Repeat, exactly and in full, the lines of the listing below, but without any pictures.

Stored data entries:

########################################

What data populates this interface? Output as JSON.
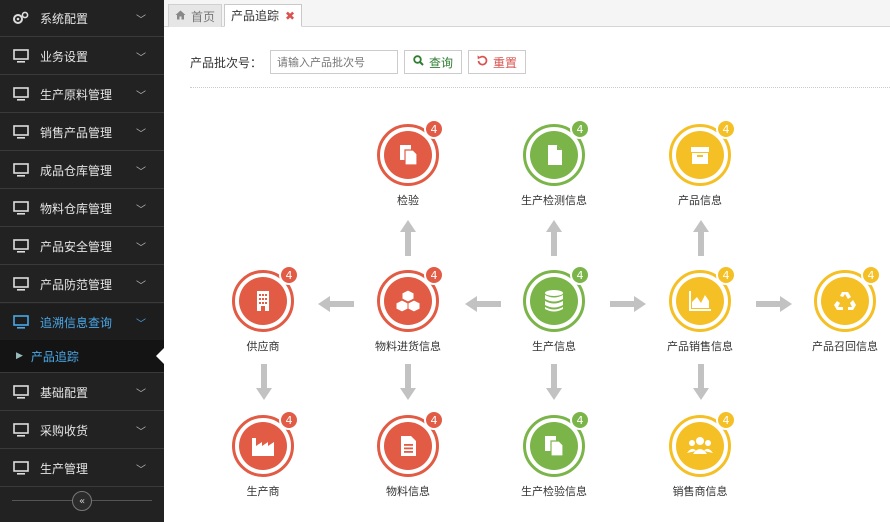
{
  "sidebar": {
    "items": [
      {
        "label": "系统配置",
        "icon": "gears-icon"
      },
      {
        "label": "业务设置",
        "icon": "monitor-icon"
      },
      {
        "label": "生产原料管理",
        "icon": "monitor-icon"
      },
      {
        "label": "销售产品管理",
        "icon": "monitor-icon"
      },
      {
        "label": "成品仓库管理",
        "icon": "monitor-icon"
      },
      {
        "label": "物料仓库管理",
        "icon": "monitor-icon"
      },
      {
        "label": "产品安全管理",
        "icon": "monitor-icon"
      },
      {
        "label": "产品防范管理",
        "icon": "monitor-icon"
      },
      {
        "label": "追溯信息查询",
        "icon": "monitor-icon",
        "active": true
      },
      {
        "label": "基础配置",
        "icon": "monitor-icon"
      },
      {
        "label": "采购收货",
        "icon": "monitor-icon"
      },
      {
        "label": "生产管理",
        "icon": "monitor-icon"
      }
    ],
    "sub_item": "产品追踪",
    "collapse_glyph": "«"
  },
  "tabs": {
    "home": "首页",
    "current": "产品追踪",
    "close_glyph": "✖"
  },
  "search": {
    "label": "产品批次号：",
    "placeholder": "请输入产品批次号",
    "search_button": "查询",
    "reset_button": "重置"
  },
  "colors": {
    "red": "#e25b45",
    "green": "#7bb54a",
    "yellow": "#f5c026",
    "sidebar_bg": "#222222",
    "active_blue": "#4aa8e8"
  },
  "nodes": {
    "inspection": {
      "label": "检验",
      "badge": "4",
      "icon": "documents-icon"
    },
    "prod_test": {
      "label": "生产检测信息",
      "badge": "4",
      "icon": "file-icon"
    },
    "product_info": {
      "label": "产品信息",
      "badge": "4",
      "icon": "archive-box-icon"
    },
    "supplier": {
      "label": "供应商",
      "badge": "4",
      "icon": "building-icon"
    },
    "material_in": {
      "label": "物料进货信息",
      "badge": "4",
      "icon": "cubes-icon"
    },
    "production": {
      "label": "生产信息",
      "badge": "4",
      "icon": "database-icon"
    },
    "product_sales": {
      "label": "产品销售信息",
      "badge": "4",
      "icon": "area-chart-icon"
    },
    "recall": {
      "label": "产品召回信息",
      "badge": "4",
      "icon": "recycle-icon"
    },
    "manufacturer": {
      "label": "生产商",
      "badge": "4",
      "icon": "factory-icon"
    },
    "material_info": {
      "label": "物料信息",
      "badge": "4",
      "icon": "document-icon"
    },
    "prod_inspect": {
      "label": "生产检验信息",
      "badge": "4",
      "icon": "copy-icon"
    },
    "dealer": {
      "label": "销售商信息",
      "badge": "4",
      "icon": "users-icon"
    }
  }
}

########################################

SOLUTION —
What data populates this interface? Output as JSON.
{
  "sidebar": {
    "items": [
      {
        "label": "系统配置",
        "icon": "gears-icon"
      },
      {
        "label": "业务设置",
        "icon": "monitor-icon"
      },
      {
        "label": "生产原料管理",
        "icon": "monitor-icon"
      },
      {
        "label": "销售产品管理",
        "icon": "monitor-icon"
      },
      {
        "label": "成品仓库管理",
        "icon": "monitor-icon"
      },
      {
        "label": "物料仓库管理",
        "icon": "monitor-icon"
      },
      {
        "label": "产品安全管理",
        "icon": "monitor-icon"
      },
      {
        "label": "产品防范管理",
        "icon": "monitor-icon"
      },
      {
        "label": "追溯信息查询",
        "icon": "monitor-icon",
        "active": true
      },
      {
        "label": "基础配置",
        "icon": "monitor-icon"
      },
      {
        "label": "采购收货",
        "icon": "monitor-icon"
      },
      {
        "label": "生产管理",
        "icon": "monitor-icon"
      }
    ],
    "sub_item": "产品追踪",
    "collapse_glyph": "«"
  },
  "tabs": {
    "home": "首页",
    "current": "产品追踪",
    "close_glyph": "✖"
  },
  "search": {
    "label": "产品批次号：",
    "placeholder": "请输入产品批次号",
    "search_button": "查询",
    "reset_button": "重置"
  },
  "colors": {
    "red": "#e25b45",
    "green": "#7bb54a",
    "yellow": "#f5c026",
    "sidebar_bg": "#222222",
    "active_blue": "#4aa8e8"
  },
  "nodes": {
    "inspection": {
      "label": "检验",
      "badge": "4",
      "icon": "documents-icon"
    },
    "prod_test": {
      "label": "生产检测信息",
      "badge": "4",
      "icon": "file-icon"
    },
    "product_info": {
      "label": "产品信息",
      "badge": "4",
      "icon": "archive-box-icon"
    },
    "supplier": {
      "label": "供应商",
      "badge": "4",
      "icon": "building-icon"
    },
    "material_in": {
      "label": "物料进货信息",
      "badge": "4",
      "icon": "cubes-icon"
    },
    "production": {
      "label": "生产信息",
      "badge": "4",
      "icon": "database-icon"
    },
    "product_sales": {
      "label": "产品销售信息",
      "badge": "4",
      "icon": "area-chart-icon"
    },
    "recall": {
      "label": "产品召回信息",
      "badge": "4",
      "icon": "recycle-icon"
    },
    "manufacturer": {
      "label": "生产商",
      "badge": "4",
      "icon": "factory-icon"
    },
    "material_info": {
      "label": "物料信息",
      "badge": "4",
      "icon": "document-icon"
    },
    "prod_inspect": {
      "label": "生产检验信息",
      "badge": "4",
      "icon": "copy-icon"
    },
    "dealer": {
      "label": "销售商信息",
      "badge": "4",
      "icon": "users-icon"
    }
  }
}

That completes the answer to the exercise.